• Problem: Where does the string "stars" appear? Copy every line of the entries below that holds it.

• Material:
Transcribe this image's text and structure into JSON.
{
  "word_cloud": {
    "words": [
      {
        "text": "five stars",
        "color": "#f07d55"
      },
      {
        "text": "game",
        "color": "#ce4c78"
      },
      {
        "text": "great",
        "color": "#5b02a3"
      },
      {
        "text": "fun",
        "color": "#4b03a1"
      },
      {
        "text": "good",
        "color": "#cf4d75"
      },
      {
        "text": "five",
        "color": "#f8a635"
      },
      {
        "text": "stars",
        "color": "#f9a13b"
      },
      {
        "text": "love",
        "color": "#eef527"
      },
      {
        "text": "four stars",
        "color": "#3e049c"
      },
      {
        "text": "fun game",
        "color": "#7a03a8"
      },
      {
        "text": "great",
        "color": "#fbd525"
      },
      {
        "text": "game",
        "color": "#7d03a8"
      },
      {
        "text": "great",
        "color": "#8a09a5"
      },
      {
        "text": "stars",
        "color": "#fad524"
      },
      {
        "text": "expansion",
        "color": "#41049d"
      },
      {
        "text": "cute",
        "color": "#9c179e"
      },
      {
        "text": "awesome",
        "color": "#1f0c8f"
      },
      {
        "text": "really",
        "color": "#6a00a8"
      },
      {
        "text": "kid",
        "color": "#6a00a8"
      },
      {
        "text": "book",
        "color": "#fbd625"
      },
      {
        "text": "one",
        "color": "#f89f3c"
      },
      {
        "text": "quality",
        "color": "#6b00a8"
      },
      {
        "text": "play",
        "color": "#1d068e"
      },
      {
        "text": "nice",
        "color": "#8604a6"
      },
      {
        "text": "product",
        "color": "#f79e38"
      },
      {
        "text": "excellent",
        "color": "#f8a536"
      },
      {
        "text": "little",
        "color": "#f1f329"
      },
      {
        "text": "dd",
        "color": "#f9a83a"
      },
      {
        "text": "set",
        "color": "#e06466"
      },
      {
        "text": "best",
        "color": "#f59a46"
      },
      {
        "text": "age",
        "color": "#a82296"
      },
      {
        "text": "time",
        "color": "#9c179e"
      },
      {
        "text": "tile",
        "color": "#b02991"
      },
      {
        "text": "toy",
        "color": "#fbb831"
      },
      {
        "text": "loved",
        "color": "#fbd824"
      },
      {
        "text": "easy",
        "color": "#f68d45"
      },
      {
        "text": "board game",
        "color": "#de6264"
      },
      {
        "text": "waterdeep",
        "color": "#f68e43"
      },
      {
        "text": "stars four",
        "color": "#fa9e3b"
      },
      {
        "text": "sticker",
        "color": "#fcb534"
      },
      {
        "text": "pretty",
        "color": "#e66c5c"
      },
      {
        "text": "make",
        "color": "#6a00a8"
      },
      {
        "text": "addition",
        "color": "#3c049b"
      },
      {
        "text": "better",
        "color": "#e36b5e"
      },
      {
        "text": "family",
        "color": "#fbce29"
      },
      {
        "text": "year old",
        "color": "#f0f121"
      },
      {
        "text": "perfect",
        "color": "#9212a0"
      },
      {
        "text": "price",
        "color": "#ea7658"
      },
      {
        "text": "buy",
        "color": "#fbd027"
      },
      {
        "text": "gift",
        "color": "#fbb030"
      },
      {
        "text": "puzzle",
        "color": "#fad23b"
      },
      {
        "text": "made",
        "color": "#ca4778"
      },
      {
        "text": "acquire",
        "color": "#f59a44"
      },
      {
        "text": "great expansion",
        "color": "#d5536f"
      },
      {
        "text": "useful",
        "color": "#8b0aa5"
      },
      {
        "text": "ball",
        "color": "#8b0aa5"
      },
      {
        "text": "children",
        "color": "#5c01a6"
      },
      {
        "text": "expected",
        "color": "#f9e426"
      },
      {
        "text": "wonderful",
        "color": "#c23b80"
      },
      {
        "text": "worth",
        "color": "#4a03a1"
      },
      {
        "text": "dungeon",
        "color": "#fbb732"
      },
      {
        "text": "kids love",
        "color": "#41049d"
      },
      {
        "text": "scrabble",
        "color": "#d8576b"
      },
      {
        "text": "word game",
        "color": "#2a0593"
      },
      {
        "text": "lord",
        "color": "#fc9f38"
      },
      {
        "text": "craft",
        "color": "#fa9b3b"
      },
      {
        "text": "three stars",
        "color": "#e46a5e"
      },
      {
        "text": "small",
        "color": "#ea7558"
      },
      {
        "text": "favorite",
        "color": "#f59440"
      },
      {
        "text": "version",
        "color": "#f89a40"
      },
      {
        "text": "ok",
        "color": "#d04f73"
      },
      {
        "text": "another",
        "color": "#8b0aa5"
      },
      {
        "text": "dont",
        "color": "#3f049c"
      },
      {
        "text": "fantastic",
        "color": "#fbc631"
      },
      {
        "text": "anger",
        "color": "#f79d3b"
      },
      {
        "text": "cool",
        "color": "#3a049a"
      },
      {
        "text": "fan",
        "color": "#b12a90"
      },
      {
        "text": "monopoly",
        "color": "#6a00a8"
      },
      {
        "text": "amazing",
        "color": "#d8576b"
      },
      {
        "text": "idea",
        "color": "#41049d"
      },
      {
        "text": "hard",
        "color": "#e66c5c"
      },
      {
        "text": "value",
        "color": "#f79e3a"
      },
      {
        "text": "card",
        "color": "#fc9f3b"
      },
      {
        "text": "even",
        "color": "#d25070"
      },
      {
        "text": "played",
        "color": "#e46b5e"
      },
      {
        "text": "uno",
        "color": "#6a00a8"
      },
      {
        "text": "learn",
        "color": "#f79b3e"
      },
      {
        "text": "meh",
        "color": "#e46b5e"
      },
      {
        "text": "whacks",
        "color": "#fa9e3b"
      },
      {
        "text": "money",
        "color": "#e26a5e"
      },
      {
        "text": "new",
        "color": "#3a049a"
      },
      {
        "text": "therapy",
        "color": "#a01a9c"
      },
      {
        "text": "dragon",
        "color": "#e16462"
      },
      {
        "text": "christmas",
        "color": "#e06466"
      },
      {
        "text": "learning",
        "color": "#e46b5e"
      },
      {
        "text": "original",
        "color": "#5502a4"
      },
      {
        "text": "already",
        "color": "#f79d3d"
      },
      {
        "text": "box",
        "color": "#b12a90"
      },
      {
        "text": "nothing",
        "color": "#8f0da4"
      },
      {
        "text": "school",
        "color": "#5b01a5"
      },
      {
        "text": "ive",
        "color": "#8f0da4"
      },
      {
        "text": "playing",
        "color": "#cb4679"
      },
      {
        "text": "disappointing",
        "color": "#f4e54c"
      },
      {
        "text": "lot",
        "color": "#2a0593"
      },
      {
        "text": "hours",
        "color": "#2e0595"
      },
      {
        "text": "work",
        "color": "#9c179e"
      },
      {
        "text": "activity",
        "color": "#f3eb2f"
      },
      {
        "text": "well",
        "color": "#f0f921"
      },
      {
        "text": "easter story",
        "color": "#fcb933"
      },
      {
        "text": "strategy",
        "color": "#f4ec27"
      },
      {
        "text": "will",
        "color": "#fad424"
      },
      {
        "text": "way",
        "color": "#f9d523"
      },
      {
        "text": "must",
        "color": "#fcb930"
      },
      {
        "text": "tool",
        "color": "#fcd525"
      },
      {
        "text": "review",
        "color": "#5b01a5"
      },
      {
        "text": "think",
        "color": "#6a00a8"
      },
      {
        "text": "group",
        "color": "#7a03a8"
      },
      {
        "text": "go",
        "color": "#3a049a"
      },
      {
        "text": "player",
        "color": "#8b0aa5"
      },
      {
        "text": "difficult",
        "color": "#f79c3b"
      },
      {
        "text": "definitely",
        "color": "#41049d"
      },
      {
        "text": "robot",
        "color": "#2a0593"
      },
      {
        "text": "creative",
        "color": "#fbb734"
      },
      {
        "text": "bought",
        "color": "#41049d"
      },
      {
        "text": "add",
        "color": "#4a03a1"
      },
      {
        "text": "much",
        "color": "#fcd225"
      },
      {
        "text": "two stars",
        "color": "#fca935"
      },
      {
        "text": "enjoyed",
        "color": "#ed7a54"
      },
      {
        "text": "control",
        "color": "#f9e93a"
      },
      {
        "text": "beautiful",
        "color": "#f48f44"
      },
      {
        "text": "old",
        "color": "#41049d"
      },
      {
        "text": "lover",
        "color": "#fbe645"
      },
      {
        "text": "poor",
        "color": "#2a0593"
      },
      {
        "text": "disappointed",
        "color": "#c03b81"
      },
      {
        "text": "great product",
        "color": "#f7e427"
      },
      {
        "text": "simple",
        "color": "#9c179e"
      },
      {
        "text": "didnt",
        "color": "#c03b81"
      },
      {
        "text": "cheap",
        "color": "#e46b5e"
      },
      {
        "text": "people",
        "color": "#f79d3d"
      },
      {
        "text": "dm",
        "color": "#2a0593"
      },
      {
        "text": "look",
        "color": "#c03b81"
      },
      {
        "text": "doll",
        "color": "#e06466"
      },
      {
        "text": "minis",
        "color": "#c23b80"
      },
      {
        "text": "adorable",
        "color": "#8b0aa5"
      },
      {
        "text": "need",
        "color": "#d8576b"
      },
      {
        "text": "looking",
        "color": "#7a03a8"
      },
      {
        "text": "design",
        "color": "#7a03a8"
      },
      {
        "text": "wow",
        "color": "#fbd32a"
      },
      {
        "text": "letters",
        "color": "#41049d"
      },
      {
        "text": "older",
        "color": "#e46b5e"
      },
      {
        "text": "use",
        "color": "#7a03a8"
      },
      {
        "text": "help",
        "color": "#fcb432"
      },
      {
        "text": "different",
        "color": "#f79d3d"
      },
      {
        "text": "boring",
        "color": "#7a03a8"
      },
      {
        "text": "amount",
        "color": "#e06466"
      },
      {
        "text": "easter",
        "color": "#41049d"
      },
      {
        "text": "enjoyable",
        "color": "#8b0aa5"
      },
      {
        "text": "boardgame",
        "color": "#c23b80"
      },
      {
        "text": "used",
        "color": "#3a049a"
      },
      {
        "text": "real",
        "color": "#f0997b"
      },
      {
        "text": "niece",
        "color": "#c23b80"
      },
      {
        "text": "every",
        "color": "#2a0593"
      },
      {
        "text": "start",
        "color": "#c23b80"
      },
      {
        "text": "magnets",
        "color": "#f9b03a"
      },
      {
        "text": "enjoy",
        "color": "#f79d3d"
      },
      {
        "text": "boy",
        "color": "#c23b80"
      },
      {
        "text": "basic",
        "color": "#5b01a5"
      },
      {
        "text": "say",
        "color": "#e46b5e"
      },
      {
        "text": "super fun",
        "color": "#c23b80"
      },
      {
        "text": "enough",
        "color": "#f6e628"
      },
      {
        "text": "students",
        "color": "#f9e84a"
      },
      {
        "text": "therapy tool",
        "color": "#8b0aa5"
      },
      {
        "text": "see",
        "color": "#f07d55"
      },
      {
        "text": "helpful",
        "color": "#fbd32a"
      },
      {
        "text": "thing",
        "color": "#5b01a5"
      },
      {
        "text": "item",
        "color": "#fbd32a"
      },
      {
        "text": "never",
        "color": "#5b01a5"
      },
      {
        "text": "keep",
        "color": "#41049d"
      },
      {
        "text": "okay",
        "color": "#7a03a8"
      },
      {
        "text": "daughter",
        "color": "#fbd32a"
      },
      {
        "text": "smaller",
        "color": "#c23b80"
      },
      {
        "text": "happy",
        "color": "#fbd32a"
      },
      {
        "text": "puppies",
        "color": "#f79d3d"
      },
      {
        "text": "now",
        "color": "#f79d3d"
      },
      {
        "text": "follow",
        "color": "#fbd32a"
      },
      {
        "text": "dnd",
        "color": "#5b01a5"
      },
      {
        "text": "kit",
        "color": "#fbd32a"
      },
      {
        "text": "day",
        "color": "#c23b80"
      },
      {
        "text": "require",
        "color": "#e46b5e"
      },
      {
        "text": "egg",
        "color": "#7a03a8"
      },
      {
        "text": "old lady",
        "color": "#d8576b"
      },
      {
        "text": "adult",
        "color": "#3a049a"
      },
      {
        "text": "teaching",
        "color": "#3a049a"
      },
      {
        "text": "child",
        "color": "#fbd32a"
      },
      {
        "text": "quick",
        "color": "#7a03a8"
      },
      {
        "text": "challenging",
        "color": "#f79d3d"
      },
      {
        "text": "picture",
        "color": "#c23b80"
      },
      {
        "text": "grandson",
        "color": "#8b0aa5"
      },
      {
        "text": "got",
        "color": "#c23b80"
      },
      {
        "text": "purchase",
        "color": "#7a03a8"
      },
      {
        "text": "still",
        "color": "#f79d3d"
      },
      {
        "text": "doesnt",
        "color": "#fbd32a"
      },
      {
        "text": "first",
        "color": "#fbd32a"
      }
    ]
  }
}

• Task result:
        "text": "five stars",
        "text": "stars",
        "text": "four stars",
        "text": "stars",
        "text": "stars four",
        "text": "three stars",
        "text": "two stars",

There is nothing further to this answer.